╭─ Entries shown

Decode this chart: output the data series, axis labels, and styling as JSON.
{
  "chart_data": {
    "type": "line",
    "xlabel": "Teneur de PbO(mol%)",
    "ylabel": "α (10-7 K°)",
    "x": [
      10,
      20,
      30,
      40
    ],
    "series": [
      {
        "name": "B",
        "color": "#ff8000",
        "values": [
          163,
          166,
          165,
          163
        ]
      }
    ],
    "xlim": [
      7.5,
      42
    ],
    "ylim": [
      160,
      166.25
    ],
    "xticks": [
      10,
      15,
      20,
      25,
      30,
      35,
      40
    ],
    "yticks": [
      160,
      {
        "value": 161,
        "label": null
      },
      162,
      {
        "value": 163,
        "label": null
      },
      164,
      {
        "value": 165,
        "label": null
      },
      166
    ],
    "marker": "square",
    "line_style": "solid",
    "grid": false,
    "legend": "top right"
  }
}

╰─

### Stated problem
Please set down all the data word for word.

### Exercise output
Decode this chart: output the data series, axis labels, and styling as JSON.
{
  "chart_data": {
    "type": "line",
    "xlabel": "Teneur de PbO(mol%)",
    "ylabel": "α (10-7 K°)",
    "x": [
      10,
      20,
      30,
      40
    ],
    "series": [
      {
        "name": "B",
        "color": "#ff8000",
        "values": [
          163,
          166,
          165,
          163
        ]
      }
    ],
    "xlim": [
      7.5,
      42
    ],
    "ylim": [
      160,
      166.25
    ],
    "xticks": [
      10,
      15,
      20,
      25,
      30,
      35,
      40
    ],
    "yticks": [
      160,
      {
        "value": 161,
        "label": null
      },
      162,
      {
        "value": 163,
        "label": null
      },
      164,
      {
        "value": 165,
        "label": null
      },
      166
    ],
    "marker": "square",
    "line_style": "solid",
    "grid": false,
    "legend": "top right"
  }
}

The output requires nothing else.